• _Latihan_
Tulis ulang setiap baris di bawah ini tanpa mengubah apa pun, tetapi hilangkan gambarnya dari jawaban.

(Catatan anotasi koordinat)
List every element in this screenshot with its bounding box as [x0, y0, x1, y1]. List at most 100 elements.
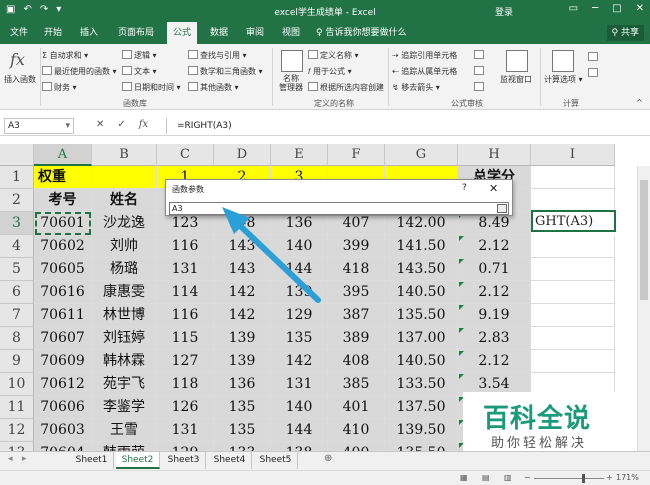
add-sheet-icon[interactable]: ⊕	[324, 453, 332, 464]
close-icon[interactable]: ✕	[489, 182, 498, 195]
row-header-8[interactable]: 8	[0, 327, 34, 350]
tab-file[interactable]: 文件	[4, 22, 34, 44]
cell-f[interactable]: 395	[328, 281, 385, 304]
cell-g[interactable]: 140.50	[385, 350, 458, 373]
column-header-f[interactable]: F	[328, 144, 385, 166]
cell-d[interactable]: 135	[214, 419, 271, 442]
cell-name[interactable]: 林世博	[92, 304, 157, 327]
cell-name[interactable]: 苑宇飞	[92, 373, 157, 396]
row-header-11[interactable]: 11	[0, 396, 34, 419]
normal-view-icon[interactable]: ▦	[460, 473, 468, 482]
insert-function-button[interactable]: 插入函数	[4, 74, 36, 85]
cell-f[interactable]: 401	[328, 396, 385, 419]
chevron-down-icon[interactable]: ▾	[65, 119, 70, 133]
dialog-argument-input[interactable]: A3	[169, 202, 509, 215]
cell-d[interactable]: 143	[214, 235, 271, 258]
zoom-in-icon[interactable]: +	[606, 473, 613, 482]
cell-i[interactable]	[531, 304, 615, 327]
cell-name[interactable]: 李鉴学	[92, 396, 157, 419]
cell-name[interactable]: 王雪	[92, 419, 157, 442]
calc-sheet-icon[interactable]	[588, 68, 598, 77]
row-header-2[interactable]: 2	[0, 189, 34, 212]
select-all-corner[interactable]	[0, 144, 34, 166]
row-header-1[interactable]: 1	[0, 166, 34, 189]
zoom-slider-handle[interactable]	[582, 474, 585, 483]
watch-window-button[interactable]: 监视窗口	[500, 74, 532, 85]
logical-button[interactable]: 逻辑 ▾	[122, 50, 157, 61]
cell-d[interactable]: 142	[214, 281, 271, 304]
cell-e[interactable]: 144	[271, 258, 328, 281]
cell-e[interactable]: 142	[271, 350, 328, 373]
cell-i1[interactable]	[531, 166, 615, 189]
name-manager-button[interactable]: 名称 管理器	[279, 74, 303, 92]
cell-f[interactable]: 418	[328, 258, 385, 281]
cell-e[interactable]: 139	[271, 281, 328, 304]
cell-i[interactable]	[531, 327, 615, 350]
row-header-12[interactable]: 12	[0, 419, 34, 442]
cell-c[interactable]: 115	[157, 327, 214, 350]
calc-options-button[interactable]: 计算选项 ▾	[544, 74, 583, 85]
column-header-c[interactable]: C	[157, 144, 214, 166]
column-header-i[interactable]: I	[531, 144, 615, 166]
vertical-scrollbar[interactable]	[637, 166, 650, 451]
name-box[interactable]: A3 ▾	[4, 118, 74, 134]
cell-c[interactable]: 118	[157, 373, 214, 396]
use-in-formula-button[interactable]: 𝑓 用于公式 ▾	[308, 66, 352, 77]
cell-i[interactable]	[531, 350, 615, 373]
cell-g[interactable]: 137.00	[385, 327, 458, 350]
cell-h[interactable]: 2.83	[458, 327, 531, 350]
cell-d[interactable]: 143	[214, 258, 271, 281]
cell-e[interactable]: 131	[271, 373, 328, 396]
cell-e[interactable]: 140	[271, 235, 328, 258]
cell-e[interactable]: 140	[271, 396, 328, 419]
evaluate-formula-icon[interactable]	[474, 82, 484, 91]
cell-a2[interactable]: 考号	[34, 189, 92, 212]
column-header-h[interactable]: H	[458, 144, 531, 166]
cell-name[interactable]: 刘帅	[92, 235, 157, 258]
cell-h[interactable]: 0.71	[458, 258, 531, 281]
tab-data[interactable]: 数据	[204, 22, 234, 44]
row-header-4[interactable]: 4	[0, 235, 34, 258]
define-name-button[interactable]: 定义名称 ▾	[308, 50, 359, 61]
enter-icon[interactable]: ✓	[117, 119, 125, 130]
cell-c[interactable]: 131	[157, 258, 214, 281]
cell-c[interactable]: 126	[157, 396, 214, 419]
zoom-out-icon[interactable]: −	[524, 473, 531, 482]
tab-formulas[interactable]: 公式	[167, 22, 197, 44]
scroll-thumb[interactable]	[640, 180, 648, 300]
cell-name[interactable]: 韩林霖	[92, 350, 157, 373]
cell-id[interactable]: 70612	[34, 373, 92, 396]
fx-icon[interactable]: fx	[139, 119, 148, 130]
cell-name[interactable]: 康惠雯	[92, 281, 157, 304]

• _Jawaban Latihan_
List every element in this screenshot with its bounding box as [x0, y0, x1, y1]. List at most 100 elements.
add-sheet-icon[interactable]: ⊕	[324, 453, 332, 464]
close-icon[interactable]: ✕	[489, 182, 498, 195]
row-header-8[interactable]: 8	[0, 327, 34, 350]
tab-file[interactable]: 文件	[4, 22, 34, 44]
cell-f[interactable]: 395	[328, 281, 385, 304]
cell-g[interactable]: 140.50	[385, 350, 458, 373]
column-header-f[interactable]: F	[328, 144, 385, 166]
cell-d[interactable]: 135	[214, 419, 271, 442]
cell-name[interactable]: 林世博	[92, 304, 157, 327]
cell-name[interactable]: 苑宇飞	[92, 373, 157, 396]
row-header-11[interactable]: 11	[0, 396, 34, 419]
normal-view-icon[interactable]: ▦	[460, 473, 468, 482]
insert-function-button[interactable]: 插入函数	[4, 74, 36, 85]
cell-f[interactable]: 401	[328, 396, 385, 419]
chevron-down-icon[interactable]: ▾	[65, 119, 70, 133]
dialog-argument-input[interactable]: A3	[169, 202, 509, 215]
cell-d[interactable]: 143	[214, 235, 271, 258]
zoom-in-icon[interactable]: +	[606, 473, 613, 482]
cell-i[interactable]	[531, 304, 615, 327]
cell-name[interactable]: 李鉴学	[92, 396, 157, 419]
cell-name[interactable]: 王雪	[92, 419, 157, 442]
calc-sheet-icon[interactable]	[588, 68, 598, 77]
row-header-2[interactable]: 2	[0, 189, 34, 212]
select-all-corner[interactable]	[0, 144, 34, 166]
row-header-1[interactable]: 1	[0, 166, 34, 189]
zoom-slider-handle[interactable]	[582, 474, 585, 483]
watch-window-button[interactable]: 监视窗口	[500, 74, 532, 85]
logical-button[interactable]: 逻辑 ▾	[122, 50, 157, 61]
cell-d[interactable]: 142	[214, 281, 271, 304]
cell-e[interactable]: 144	[271, 258, 328, 281]
cell-e[interactable]: 142	[271, 350, 328, 373]
cell-i1[interactable]	[531, 166, 615, 189]
name-manager-button[interactable]: 名称 管理器	[279, 74, 303, 92]
cell-f[interactable]: 418	[328, 258, 385, 281]
cell-e[interactable]: 139	[271, 281, 328, 304]
cell-i[interactable]	[531, 327, 615, 350]
row-header-12[interactable]: 12	[0, 419, 34, 442]
cell-c[interactable]: 115	[157, 327, 214, 350]
calc-options-button[interactable]: 计算选项 ▾	[544, 74, 583, 85]
column-header-c[interactable]: C	[157, 144, 214, 166]
column-header-i[interactable]: I	[531, 144, 615, 166]
vertical-scrollbar[interactable]	[637, 166, 650, 451]
name-box[interactable]: A3 ▾	[4, 118, 74, 134]
cell-c[interactable]: 118	[157, 373, 214, 396]
use-in-formula-button[interactable]: 𝑓 用于公式 ▾	[308, 66, 352, 77]
cell-i[interactable]	[531, 350, 615, 373]
cell-g[interactable]: 137.00	[385, 327, 458, 350]
cell-h[interactable]: 2.83	[458, 327, 531, 350]
cell-d[interactable]: 143	[214, 258, 271, 281]
cell-e[interactable]: 131	[271, 373, 328, 396]
cell-e[interactable]: 140	[271, 235, 328, 258]
cell-e[interactable]: 140	[271, 396, 328, 419]
evaluate-formula-icon[interactable]	[474, 82, 484, 91]
cell-a2[interactable]: 考号	[34, 189, 92, 212]
column-header-h[interactable]: H	[458, 144, 531, 166]
cell-name[interactable]: 刘帅	[92, 235, 157, 258]
cell-h[interactable]: 0.71	[458, 258, 531, 281]
tab-data[interactable]: 数据	[204, 22, 234, 44]
row-header-4[interactable]: 4	[0, 235, 34, 258]
define-name-button[interactable]: 定义名称 ▾	[308, 50, 359, 61]
enter-icon[interactable]: ✓	[117, 119, 125, 130]
cell-c[interactable]: 131	[157, 258, 214, 281]
cell-c[interactable]: 126	[157, 396, 214, 419]
zoom-out-icon[interactable]: −	[524, 473, 531, 482]
tab-formulas[interactable]: 公式	[167, 22, 197, 44]
scroll-thumb[interactable]	[640, 180, 648, 300]
cell-name[interactable]: 韩林霖	[92, 350, 157, 373]
cell-id[interactable]: 70612	[34, 373, 92, 396]
fx-icon[interactable]: fx	[139, 119, 148, 130]
cell-name[interactable]: 康惠雯	[92, 281, 157, 304]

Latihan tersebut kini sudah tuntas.